# Start of DATA RECORDS
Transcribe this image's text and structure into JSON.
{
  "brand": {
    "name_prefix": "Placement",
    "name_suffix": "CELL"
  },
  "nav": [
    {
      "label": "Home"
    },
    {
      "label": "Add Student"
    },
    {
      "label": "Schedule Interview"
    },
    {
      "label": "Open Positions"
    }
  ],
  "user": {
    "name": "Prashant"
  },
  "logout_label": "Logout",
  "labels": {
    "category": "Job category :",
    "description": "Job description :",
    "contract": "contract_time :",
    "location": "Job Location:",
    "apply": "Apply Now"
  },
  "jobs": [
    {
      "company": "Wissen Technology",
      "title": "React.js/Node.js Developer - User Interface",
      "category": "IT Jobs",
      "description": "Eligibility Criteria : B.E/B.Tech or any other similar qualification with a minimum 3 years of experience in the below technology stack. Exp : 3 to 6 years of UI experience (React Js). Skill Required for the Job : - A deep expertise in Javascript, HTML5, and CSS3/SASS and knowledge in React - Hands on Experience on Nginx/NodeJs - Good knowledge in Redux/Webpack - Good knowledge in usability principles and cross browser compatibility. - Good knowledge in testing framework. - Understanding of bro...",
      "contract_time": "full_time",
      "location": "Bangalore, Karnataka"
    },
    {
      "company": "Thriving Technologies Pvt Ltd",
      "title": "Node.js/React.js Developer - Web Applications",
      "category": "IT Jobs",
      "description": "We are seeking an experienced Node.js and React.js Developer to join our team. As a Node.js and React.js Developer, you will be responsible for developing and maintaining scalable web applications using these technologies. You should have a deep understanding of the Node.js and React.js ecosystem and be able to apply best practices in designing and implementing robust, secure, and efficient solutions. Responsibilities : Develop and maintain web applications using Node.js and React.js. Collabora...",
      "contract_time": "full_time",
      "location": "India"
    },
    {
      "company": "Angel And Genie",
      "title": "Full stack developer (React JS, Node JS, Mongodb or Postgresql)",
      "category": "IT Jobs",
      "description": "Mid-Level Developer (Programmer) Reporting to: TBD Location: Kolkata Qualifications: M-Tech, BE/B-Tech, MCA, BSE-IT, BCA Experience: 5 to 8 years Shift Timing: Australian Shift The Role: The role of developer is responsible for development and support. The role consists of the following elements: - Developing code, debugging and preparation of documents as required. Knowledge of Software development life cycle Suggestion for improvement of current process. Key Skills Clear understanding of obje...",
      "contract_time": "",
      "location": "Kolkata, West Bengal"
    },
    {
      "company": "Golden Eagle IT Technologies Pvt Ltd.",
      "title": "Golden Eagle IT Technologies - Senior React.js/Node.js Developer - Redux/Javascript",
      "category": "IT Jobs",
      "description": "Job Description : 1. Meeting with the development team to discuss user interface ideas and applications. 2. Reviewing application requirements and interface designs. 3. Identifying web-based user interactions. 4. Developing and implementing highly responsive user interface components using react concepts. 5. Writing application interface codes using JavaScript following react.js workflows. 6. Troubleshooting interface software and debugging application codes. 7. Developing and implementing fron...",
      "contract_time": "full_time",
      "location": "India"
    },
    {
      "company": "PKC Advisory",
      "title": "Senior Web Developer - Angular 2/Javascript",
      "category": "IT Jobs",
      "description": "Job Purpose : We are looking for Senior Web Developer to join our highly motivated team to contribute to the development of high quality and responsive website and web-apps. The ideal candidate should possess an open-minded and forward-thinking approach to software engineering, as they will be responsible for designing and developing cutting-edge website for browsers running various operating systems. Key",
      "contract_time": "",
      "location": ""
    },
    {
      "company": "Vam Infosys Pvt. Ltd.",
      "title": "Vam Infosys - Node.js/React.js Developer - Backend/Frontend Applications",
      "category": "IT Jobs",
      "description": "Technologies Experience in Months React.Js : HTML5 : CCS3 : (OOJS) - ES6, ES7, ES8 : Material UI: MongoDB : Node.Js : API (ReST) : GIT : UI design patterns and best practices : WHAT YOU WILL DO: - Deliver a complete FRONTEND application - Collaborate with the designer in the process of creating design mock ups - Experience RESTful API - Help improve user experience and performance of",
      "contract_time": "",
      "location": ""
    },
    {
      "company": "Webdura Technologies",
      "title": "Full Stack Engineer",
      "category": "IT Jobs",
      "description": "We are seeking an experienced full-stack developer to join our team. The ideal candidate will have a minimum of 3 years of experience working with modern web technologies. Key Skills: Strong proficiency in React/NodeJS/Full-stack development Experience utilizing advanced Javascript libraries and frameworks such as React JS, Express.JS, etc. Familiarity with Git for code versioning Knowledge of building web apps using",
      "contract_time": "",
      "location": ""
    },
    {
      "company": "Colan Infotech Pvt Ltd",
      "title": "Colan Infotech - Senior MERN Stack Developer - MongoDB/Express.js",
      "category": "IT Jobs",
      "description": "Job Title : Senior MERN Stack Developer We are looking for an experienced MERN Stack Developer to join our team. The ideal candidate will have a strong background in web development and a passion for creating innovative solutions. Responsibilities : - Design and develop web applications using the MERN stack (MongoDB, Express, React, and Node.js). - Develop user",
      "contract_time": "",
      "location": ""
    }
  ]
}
# End of DATA RECORDS
THE REQUEST
All lines above containing the string "Eagle" are to be collected.

REPLY TO THE EXERCISE
      "company": "Golden Eagle IT Technologies Pvt Ltd.",
      "title": "Golden Eagle IT Technologies - Senior React.js/Node.js Developer - Redux/Javascript",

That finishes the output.